--- Raw records ---

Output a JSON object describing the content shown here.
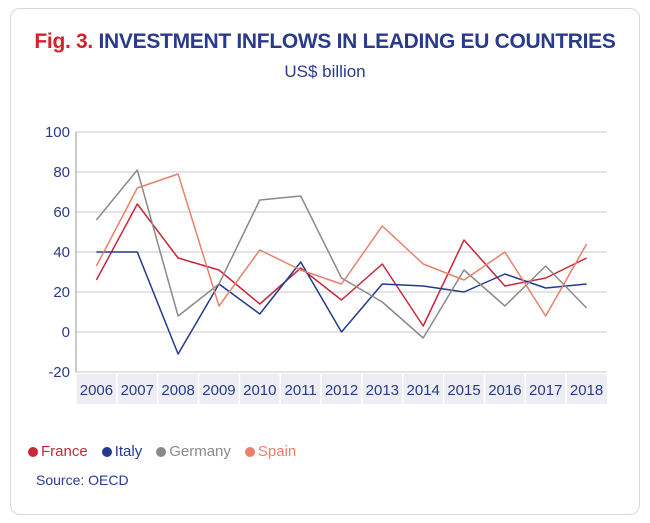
{
  "header": {
    "fig_label": "Fig. 3.",
    "title": "INVESTMENT INFLOWS IN LEADING EU COUNTRIES",
    "subtitle": "US$ billion"
  },
  "source": "Source: OECD",
  "chart_data": {
    "type": "line",
    "x": [
      "2006",
      "2007",
      "2008",
      "2009",
      "2010",
      "2011",
      "2012",
      "2013",
      "2014",
      "2015",
      "2016",
      "2017",
      "2018"
    ],
    "ylim": [
      -20,
      100
    ],
    "yticks": [
      -20,
      0,
      20,
      40,
      60,
      80,
      100
    ],
    "grid": true,
    "legend_position": "bottom-left",
    "series": [
      {
        "name": "France",
        "color": "#c8273a",
        "values": [
          26,
          64,
          37,
          31,
          14,
          32,
          16,
          34,
          3,
          46,
          23,
          27,
          37
        ]
      },
      {
        "name": "Italy",
        "color": "#233a8c",
        "values": [
          40,
          40,
          -11,
          24,
          9,
          35,
          0,
          24,
          23,
          20,
          29,
          22,
          24
        ]
      },
      {
        "name": "Germany",
        "color": "#8a8a8a",
        "values": [
          56,
          81,
          8,
          24,
          66,
          68,
          27,
          15,
          -3,
          31,
          13,
          33,
          12
        ]
      },
      {
        "name": "Spain",
        "color": "#e8806a",
        "values": [
          33,
          72,
          79,
          13,
          41,
          31,
          24,
          53,
          34,
          26,
          40,
          8,
          44
        ]
      }
    ]
  }
}
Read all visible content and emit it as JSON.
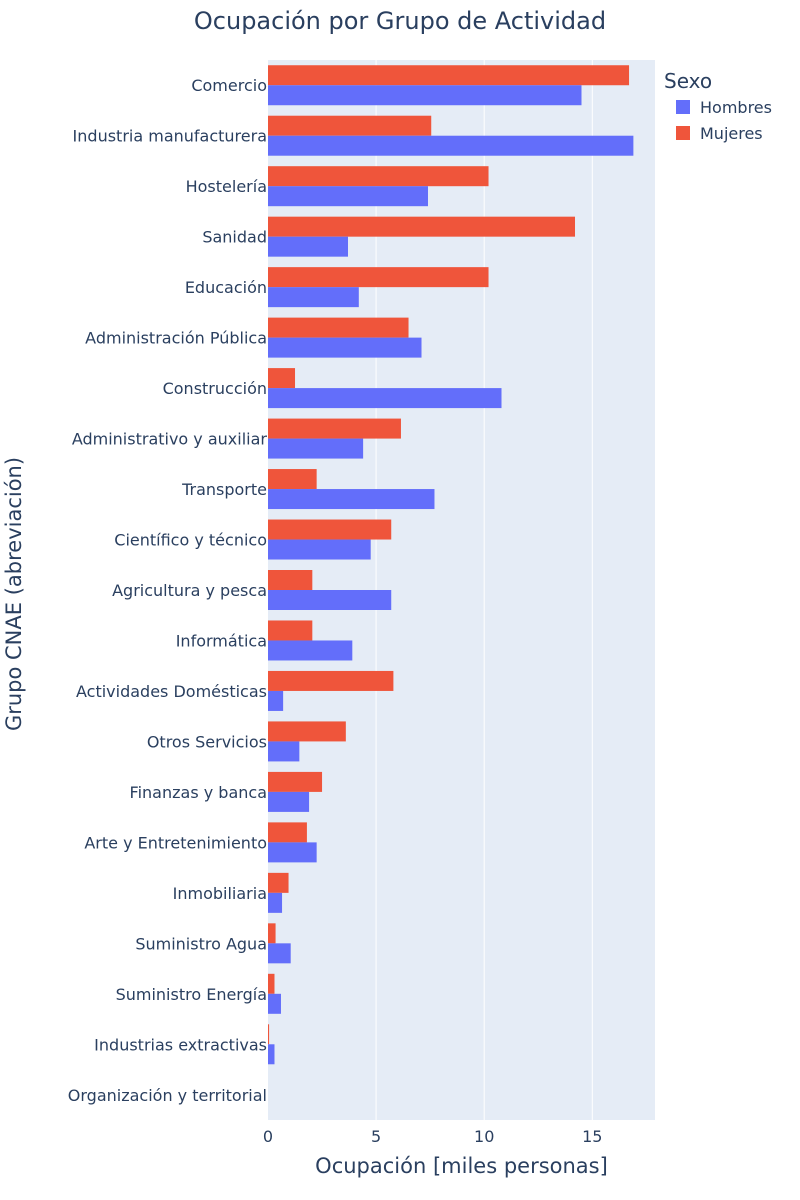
{
  "chart_data": {
    "type": "bar",
    "orientation": "horizontal",
    "title": "Ocupación por Grupo de Actividad",
    "xlabel": "Ocupación [miles personas]",
    "ylabel": "Grupo CNAE (abreviación)",
    "xlim": [
      0,
      17.9
    ],
    "x_ticks": [
      0,
      5,
      10,
      15
    ],
    "grid": true,
    "legend": {
      "title": "Sexo",
      "position": "top-right"
    },
    "categories": [
      "Comercio",
      "Industria manufacturera",
      "Hostelería",
      "Sanidad",
      "Educación",
      "Administración Pública",
      "Construcción",
      "Administrativo y auxiliar",
      "Transporte",
      "Científico y técnico",
      "Agricultura y pesca",
      "Informática",
      "Actividades Domésticas",
      "Otros Servicios",
      "Finanzas y banca",
      "Arte y Entretenimiento",
      "Inmobiliaria",
      "Suministro Agua",
      "Suministro Energía",
      "Industrias extractivas",
      "Organización y territorial"
    ],
    "series": [
      {
        "name": "Hombres",
        "color": "#636efa",
        "values": [
          14.5,
          16.9,
          7.4,
          3.7,
          4.2,
          7.1,
          10.8,
          4.4,
          7.7,
          4.75,
          5.7,
          3.9,
          0.7,
          1.45,
          1.9,
          2.25,
          0.65,
          1.05,
          0.6,
          0.3,
          0.0
        ]
      },
      {
        "name": "Mujeres",
        "color": "#ef553b",
        "values": [
          16.7,
          7.55,
          10.2,
          14.2,
          10.2,
          6.5,
          1.25,
          6.15,
          2.25,
          5.7,
          2.05,
          2.05,
          5.8,
          3.6,
          2.5,
          1.8,
          0.95,
          0.35,
          0.3,
          0.05,
          0.0
        ]
      }
    ]
  }
}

---

__Exercise directions__. Retype everything in the material word for word, minus pictures.

__Answer in full__.
Output a JSON object describing the content shown here.
{
  "header": {
    "fig_label": "Fig. 3.",
    "title": "INVESTMENT INFLOWS IN LEADING EU COUNTRIES",
    "subtitle": "US$ billion"
  },
  "source": "Source: OECD",
  "chart_data": {
    "type": "line",
    "x": [
      "2006",
      "2007",
      "2008",
      "2009",
      "2010",
      "2011",
      "2012",
      "2013",
      "2014",
      "2015",
      "2016",
      "2017",
      "2018"
    ],
    "ylim": [
      -20,
      100
    ],
    "yticks": [
      -20,
      0,
      20,
      40,
      60,
      80,
      100
    ],
    "grid": true,
    "legend_position": "bottom-left",
    "series": [
      {
        "name": "France",
        "color": "#c8273a",
        "values": [
          26,
          64,
          37,
          31,
          14,
          32,
          16,
          34,
          3,
          46,
          23,
          27,
          37
        ]
      },
      {
        "name": "Italy",
        "color": "#233a8c",
        "values": [
          40,
          40,
          -11,
          24,
          9,
          35,
          0,
          24,
          23,
          20,
          29,
          22,
          24
        ]
      },
      {
        "name": "Germany",
        "color": "#8a8a8a",
        "values": [
          56,
          81,
          8,
          24,
          66,
          68,
          27,
          15,
          -3,
          31,
          13,
          33,
          12
        ]
      },
      {
        "name": "Spain",
        "color": "#e8806a",
        "values": [
          33,
          72,
          79,
          13,
          41,
          31,
          24,
          53,
          34,
          26,
          40,
          8,
          44
        ]
      }
    ]
  }
}
Read all visible content and emit it as JSON.
{
  "chart_data": {
    "type": "bar",
    "orientation": "horizontal",
    "title": "Ocupación por Grupo de Actividad",
    "xlabel": "Ocupación [miles personas]",
    "ylabel": "Grupo CNAE (abreviación)",
    "xlim": [
      0,
      17.9
    ],
    "x_ticks": [
      0,
      5,
      10,
      15
    ],
    "grid": true,
    "legend": {
      "title": "Sexo",
      "position": "top-right"
    },
    "categories": [
      "Comercio",
      "Industria manufacturera",
      "Hostelería",
      "Sanidad",
      "Educación",
      "Administración Pública",
      "Construcción",
      "Administrativo y auxiliar",
      "Transporte",
      "Científico y técnico",
      "Agricultura y pesca",
      "Informática",
      "Actividades Domésticas",
      "Otros Servicios",
      "Finanzas y banca",
      "Arte y Entretenimiento",
      "Inmobiliaria",
      "Suministro Agua",
      "Suministro Energía",
      "Industrias extractivas",
      "Organización y territorial"
    ],
    "series": [
      {
        "name": "Hombres",
        "color": "#636efa",
        "values": [
          14.5,
          16.9,
          7.4,
          3.7,
          4.2,
          7.1,
          10.8,
          4.4,
          7.7,
          4.75,
          5.7,
          3.9,
          0.7,
          1.45,
          1.9,
          2.25,
          0.65,
          1.05,
          0.6,
          0.3,
          0.0
        ]
      },
      {
        "name": "Mujeres",
        "color": "#ef553b",
        "values": [
          16.7,
          7.55,
          10.2,
          14.2,
          10.2,
          6.5,
          1.25,
          6.15,
          2.25,
          5.7,
          2.05,
          2.05,
          5.8,
          3.6,
          2.5,
          1.8,
          0.95,
          0.35,
          0.3,
          0.05,
          0.0
        ]
      }
    ]
  }
}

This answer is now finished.